Short problem
Write out every line of the material below, reproducing each one character for character.

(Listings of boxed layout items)
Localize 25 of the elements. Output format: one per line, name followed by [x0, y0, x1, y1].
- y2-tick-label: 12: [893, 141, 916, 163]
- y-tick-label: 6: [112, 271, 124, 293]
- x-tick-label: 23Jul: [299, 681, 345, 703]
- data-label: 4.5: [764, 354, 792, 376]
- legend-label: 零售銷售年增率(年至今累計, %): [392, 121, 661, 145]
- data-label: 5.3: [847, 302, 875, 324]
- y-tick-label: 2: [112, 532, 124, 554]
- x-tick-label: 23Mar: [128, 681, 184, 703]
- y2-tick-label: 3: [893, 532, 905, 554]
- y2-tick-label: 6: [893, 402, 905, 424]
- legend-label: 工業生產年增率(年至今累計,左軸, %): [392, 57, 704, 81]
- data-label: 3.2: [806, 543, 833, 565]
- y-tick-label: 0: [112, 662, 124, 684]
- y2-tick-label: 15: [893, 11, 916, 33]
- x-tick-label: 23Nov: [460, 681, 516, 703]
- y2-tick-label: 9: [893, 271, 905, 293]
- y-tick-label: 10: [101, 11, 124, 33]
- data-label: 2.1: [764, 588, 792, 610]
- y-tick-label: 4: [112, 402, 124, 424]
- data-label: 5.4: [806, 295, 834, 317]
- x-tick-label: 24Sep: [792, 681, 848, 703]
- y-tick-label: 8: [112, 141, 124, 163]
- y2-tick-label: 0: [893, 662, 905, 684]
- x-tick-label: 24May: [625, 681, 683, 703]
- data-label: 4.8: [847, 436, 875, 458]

Answer in full
Localize 25 of the elements. Output format: one per line, name followed by [x0, y0, x1, y1].
- y2-tick-label: 12: [893, 141, 916, 163]
- y-tick-label: 6: [112, 271, 124, 293]
- x-tick-label: 23Jul: [299, 681, 345, 703]
- data-label: 4.5: [764, 354, 792, 376]
- legend-label: 零售銷售年增率(年至今累計, %): [392, 121, 661, 145]
- data-label: 5.3: [847, 302, 875, 324]
- y-tick-label: 2: [112, 532, 124, 554]
- x-tick-label: 23Mar: [128, 681, 184, 703]
- y2-tick-label: 3: [893, 532, 905, 554]
- y2-tick-label: 6: [893, 402, 905, 424]
- legend-label: 工業生產年增率(年至今累計,左軸, %): [392, 57, 704, 81]
- data-label: 3.2: [806, 543, 833, 565]
- y-tick-label: 0: [112, 662, 124, 684]
- y2-tick-label: 15: [893, 11, 916, 33]
- x-tick-label: 23Nov: [460, 681, 516, 703]
- y2-tick-label: 9: [893, 271, 905, 293]
- y-tick-label: 10: [101, 11, 124, 33]
- data-label: 2.1: [764, 588, 792, 610]
- y-tick-label: 4: [112, 402, 124, 424]
- data-label: 5.4: [806, 295, 834, 317]
- x-tick-label: 24Sep: [792, 681, 848, 703]
- y-tick-label: 8: [112, 141, 124, 163]
- y2-tick-label: 0: [893, 662, 905, 684]
- x-tick-label: 24May: [625, 681, 683, 703]
- data-label: 4.8: [847, 436, 875, 458]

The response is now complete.